• Written instruction:
Say how many lines in the data below contain the word "Must", and give no other text.
_ _ _
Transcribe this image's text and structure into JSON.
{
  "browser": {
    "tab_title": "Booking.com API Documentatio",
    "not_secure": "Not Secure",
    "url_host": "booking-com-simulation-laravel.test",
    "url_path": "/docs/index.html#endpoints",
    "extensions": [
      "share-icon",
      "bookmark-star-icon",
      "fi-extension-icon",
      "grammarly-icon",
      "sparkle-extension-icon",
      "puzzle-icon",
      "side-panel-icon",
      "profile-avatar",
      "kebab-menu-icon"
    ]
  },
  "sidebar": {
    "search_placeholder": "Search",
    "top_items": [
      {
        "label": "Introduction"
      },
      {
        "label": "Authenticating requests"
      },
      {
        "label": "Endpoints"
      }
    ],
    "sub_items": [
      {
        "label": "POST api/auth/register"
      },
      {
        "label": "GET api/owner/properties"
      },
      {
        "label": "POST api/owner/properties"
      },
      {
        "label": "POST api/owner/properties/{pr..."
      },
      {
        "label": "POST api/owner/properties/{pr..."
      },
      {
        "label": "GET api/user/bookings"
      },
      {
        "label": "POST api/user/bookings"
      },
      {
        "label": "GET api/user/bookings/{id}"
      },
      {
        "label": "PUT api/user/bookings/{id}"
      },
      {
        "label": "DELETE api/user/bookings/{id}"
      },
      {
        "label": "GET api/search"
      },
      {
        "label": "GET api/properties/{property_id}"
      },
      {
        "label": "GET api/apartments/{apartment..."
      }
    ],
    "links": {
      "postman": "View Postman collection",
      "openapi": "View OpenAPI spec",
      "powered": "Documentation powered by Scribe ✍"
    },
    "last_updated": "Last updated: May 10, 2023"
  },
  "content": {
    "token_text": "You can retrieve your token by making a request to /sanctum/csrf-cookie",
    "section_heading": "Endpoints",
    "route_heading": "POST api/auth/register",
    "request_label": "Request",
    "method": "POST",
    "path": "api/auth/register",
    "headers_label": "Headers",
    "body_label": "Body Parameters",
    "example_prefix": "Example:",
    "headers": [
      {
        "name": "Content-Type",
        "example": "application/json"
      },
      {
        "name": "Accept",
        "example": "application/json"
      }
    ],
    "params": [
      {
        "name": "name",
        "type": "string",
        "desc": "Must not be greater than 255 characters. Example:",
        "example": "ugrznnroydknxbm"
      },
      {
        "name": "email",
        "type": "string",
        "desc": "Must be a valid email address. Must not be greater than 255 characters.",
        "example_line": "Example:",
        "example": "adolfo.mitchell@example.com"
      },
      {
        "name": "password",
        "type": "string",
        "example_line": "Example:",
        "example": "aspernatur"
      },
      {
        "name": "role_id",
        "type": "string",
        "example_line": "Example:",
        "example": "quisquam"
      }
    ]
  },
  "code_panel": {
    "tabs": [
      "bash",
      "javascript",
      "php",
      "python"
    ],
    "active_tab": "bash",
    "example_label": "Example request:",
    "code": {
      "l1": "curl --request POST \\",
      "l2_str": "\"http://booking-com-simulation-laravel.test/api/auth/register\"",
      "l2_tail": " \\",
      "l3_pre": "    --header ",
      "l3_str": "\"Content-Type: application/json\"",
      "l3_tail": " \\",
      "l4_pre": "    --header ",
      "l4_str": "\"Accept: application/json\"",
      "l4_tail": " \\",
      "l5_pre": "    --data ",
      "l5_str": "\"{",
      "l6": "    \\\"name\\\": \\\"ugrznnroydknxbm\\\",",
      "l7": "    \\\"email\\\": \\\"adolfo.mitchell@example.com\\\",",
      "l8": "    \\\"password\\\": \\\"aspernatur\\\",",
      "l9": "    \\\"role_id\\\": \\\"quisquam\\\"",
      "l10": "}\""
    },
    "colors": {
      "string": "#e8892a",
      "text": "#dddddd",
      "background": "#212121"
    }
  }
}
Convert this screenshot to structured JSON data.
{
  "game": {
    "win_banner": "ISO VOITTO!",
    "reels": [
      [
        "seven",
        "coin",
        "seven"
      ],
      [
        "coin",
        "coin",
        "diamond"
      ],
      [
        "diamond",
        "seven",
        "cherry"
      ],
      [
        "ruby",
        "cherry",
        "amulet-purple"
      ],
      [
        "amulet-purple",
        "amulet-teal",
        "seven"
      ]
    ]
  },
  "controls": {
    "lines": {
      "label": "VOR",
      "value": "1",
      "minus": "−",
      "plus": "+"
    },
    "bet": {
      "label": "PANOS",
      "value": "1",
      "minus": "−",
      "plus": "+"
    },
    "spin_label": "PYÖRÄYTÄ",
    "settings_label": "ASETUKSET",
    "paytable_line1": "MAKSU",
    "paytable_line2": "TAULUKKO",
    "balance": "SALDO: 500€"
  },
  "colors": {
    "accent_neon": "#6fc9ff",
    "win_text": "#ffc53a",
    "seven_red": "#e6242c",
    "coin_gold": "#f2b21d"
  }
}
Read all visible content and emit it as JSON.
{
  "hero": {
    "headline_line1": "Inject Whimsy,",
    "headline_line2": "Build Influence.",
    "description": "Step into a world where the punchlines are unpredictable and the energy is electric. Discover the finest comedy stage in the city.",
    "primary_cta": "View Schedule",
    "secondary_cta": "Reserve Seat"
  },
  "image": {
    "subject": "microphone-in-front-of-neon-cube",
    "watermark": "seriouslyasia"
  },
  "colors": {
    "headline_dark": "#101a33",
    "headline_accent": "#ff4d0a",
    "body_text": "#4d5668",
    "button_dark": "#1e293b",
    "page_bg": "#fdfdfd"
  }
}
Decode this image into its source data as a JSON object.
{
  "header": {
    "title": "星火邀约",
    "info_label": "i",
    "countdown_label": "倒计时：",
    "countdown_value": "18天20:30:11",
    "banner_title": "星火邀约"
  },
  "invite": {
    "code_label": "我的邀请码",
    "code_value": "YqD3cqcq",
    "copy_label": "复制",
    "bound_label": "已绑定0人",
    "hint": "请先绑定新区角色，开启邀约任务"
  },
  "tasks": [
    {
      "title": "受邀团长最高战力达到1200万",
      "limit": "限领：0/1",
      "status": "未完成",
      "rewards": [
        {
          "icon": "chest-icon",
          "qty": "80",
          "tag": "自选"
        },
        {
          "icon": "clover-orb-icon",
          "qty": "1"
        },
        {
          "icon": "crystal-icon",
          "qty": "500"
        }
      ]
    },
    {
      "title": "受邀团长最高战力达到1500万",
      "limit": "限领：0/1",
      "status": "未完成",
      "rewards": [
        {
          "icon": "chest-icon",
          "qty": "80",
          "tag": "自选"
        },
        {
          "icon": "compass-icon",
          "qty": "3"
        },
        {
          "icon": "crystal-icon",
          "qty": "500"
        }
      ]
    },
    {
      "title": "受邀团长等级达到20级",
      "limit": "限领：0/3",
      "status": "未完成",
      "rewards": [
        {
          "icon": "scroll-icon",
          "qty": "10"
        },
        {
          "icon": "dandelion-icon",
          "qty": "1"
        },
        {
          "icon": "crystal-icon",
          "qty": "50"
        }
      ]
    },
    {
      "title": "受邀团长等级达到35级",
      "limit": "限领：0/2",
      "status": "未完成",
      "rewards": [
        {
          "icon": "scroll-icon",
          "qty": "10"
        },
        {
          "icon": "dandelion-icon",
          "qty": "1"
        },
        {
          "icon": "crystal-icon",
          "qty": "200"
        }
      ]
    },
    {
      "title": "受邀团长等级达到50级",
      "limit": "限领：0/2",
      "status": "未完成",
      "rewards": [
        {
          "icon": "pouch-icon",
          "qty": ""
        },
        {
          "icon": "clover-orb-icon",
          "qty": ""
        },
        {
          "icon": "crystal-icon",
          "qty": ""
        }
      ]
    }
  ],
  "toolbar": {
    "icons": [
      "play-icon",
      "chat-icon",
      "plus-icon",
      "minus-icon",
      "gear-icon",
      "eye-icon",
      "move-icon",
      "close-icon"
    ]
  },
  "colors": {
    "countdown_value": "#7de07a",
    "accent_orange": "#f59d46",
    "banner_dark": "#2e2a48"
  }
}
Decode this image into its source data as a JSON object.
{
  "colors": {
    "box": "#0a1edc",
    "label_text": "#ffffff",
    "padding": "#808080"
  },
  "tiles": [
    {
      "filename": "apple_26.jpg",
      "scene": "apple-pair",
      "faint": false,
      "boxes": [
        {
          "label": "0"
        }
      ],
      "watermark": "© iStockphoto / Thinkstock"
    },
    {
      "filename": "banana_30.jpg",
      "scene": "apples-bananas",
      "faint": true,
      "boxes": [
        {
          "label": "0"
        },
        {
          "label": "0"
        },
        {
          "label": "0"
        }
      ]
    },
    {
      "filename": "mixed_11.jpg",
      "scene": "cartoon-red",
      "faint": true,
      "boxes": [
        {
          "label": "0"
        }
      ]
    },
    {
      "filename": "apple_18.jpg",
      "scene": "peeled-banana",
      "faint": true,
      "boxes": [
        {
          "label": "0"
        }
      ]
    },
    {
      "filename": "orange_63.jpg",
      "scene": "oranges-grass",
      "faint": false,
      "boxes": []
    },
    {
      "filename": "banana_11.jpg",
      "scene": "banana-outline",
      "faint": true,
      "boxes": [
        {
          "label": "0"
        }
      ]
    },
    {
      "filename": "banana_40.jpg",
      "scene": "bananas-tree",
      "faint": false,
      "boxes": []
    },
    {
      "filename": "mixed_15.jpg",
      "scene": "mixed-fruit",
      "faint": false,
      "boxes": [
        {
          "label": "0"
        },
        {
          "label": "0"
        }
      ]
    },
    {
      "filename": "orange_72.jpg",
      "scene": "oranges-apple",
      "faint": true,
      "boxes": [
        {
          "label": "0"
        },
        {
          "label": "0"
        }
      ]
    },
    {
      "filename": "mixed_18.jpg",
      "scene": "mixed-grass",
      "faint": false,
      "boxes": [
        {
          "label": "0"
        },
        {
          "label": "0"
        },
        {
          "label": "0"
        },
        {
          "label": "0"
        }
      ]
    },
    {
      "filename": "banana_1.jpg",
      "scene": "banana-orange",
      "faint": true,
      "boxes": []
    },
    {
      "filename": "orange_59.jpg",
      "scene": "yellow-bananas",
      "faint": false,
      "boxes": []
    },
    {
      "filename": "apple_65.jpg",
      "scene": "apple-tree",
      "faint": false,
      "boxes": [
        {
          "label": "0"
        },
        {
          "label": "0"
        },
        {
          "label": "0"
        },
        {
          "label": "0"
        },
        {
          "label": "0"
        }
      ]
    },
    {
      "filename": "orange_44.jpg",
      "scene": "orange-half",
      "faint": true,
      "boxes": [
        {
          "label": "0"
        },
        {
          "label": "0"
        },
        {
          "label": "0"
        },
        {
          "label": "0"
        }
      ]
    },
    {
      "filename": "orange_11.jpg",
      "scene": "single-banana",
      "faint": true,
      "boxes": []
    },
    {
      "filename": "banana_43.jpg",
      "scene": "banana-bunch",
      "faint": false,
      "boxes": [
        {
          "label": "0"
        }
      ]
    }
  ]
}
_ _ _
• Solution to the problem:
2